(Collected data)
>>>

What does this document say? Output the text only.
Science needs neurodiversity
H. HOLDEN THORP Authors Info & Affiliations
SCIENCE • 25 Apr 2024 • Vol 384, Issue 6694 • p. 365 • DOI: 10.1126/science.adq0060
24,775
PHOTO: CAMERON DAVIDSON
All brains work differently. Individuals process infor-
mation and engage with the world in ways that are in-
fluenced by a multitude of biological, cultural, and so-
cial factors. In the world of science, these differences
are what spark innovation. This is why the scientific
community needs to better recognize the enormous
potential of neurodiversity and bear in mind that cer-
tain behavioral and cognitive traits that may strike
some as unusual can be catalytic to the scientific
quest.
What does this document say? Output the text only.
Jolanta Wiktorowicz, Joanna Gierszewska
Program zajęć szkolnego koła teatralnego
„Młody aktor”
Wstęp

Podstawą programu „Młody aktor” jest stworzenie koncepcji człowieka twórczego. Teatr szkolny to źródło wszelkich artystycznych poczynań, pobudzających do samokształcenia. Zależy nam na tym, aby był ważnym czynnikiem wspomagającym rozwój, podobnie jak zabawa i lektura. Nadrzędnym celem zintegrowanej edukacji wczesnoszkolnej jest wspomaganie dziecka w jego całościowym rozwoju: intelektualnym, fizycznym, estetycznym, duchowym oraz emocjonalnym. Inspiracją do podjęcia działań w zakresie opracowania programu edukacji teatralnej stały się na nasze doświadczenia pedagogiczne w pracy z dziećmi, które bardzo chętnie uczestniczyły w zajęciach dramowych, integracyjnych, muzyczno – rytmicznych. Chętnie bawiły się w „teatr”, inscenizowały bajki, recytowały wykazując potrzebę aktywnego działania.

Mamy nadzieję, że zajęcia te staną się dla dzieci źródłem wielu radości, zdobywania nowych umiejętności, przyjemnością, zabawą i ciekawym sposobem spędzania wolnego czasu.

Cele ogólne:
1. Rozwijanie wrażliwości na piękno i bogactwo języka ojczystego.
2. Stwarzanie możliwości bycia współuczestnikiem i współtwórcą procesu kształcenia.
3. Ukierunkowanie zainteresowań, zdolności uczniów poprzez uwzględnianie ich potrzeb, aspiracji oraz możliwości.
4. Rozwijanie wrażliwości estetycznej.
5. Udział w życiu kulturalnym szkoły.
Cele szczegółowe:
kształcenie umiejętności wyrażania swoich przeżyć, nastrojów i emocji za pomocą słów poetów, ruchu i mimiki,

<<<
>>>

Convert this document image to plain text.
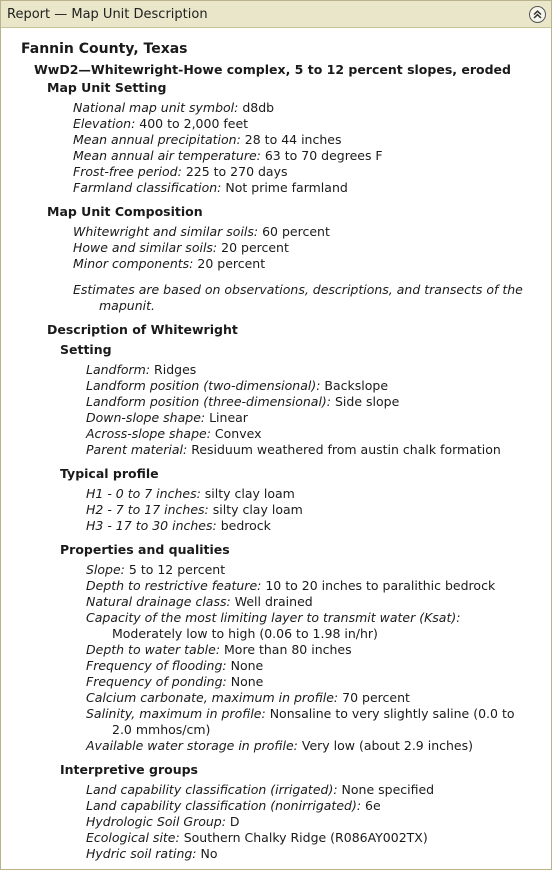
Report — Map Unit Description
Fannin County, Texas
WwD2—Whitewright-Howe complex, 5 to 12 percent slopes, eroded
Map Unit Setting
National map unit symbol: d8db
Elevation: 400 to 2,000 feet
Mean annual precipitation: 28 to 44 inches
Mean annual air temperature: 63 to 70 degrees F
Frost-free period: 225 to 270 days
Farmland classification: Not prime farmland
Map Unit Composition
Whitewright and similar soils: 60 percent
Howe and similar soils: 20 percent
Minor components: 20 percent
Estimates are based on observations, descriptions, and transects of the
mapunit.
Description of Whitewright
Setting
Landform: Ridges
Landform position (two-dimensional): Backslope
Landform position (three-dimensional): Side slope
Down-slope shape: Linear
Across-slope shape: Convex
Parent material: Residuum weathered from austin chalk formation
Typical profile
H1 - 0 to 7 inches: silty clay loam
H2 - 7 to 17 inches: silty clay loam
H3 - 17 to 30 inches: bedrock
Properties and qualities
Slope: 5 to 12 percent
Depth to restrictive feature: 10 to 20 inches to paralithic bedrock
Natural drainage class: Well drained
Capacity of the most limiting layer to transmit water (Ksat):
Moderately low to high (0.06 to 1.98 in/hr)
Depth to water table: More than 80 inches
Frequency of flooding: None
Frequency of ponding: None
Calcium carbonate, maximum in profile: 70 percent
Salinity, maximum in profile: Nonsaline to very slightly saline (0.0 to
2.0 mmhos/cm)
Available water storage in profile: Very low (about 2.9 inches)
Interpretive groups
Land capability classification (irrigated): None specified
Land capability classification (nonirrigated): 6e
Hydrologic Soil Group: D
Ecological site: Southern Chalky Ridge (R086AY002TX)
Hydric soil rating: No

<<<

Select and copy every line of the material that holds the string "inches".

» **Answer**
Mean annual precipitation: 28 to 44 inches
H1 - 0 to 7 inches: silty clay loam
H2 - 7 to 17 inches: silty clay loam
H3 - 17 to 30 inches: bedrock
Depth to restrictive feature: 10 to 20 inches to paralithic bedrock
Depth to water table: More than 80 inches
Available water storage in profile: Very low (about 2.9 inches)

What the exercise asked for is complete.